**INFORMATION SUPPLIED**
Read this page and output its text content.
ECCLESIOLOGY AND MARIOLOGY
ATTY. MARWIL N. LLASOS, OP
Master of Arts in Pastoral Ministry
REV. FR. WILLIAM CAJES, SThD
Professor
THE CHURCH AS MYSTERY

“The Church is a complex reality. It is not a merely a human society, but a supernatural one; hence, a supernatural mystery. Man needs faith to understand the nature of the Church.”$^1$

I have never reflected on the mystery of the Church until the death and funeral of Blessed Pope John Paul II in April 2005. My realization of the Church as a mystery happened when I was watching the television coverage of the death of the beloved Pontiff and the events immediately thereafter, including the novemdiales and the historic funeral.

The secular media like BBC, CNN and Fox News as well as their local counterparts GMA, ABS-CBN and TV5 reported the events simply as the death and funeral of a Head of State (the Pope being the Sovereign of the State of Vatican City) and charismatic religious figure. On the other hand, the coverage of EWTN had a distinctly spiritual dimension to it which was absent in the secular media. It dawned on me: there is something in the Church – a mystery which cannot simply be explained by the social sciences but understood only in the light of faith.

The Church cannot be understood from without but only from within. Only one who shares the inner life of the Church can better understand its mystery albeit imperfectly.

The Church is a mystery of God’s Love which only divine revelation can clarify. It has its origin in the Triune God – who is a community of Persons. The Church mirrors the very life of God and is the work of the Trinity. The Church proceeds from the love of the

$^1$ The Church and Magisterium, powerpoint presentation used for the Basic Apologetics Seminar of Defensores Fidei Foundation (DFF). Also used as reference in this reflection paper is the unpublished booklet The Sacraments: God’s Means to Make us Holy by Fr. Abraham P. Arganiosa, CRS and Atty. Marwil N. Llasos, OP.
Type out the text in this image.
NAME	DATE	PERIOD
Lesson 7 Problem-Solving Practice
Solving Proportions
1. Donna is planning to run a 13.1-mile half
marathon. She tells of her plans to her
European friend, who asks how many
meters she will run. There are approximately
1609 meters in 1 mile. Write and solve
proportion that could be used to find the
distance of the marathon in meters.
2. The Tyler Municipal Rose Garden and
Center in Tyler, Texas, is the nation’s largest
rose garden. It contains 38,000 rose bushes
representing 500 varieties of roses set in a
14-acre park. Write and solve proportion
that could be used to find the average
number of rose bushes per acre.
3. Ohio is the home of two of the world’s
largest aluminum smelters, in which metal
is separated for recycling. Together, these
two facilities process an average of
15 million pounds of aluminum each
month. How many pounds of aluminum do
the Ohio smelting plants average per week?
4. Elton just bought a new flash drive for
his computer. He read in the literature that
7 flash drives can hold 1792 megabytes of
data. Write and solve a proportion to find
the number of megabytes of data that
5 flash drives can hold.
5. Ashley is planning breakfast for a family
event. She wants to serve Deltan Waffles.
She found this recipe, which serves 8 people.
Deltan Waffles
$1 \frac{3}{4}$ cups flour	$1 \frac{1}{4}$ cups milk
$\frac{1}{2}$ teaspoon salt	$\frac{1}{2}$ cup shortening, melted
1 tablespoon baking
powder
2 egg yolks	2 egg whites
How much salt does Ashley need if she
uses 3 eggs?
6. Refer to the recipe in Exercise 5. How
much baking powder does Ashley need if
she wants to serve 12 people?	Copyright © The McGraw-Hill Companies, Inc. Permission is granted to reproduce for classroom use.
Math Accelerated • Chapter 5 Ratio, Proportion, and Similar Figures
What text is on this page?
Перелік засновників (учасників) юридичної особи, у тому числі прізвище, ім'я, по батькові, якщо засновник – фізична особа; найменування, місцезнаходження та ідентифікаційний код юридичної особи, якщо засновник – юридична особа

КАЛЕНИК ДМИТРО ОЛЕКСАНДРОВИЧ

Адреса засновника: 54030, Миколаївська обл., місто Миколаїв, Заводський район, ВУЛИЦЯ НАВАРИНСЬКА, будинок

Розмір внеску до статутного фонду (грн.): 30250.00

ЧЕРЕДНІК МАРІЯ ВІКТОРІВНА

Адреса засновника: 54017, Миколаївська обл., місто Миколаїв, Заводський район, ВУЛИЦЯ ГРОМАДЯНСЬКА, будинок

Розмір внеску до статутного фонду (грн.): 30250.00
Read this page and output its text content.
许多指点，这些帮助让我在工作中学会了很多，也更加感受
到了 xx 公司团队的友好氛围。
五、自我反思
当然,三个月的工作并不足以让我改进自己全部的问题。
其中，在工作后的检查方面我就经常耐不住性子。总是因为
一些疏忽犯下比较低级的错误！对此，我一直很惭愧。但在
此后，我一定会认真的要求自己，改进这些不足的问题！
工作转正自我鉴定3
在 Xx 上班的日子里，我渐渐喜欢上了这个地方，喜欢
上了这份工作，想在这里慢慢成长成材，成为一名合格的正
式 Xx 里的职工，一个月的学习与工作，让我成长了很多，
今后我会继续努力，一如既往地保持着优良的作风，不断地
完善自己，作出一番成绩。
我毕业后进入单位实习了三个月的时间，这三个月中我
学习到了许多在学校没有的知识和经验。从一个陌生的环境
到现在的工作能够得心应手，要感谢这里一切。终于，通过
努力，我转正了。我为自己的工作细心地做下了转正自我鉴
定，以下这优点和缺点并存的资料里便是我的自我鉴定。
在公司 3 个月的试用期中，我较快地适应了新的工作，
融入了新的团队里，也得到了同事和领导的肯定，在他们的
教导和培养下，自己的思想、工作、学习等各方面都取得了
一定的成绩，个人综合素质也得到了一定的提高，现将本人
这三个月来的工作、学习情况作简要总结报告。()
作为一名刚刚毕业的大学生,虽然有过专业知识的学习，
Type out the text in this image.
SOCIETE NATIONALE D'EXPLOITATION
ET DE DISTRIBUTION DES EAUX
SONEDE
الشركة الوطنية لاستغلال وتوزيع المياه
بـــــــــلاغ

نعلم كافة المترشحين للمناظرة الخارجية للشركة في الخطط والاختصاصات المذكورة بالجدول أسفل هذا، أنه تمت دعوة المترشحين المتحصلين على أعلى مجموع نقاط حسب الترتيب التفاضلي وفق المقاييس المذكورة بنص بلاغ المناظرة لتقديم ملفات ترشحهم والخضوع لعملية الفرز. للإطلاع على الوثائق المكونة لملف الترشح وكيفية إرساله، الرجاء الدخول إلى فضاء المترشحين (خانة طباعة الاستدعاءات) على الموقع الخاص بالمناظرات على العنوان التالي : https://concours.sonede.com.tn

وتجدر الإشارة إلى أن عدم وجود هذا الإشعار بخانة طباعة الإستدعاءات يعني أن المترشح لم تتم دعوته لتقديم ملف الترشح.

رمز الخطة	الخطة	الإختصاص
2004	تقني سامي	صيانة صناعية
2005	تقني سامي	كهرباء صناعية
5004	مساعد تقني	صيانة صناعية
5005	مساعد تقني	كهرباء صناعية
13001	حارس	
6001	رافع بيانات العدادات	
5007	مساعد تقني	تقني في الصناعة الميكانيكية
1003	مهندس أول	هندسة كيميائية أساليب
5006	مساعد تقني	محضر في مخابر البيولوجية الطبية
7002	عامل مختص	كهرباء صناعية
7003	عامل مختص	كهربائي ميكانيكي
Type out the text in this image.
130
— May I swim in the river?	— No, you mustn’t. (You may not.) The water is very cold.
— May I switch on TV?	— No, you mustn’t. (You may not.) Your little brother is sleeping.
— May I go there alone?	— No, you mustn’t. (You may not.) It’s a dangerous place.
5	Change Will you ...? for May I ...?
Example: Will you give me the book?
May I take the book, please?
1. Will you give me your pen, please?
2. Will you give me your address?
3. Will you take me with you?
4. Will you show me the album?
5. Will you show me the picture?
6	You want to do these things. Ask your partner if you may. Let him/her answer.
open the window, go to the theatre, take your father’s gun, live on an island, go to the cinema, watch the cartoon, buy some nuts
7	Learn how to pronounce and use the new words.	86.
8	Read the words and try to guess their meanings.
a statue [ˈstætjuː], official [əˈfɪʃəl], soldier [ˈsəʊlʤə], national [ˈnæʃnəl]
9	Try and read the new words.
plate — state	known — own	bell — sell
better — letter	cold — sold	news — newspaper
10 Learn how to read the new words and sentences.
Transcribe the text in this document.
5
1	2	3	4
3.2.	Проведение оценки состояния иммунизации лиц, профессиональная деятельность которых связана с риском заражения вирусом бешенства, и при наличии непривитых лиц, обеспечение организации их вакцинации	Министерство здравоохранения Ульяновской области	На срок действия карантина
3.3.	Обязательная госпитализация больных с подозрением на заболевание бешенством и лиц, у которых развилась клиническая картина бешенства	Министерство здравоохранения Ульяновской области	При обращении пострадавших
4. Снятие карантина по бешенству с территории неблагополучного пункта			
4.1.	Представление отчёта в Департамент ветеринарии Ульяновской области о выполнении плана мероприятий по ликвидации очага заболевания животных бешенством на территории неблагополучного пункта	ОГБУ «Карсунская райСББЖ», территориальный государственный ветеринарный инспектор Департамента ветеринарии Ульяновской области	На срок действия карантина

**WHAT TO PRODUCE**
Scan the entries above for the word "عامل" and collect each line holding it.

**SOLUTION**
7002	عامل مختص	كهرباء صناعية
7003	عامل مختص	كهربائي ميكانيكي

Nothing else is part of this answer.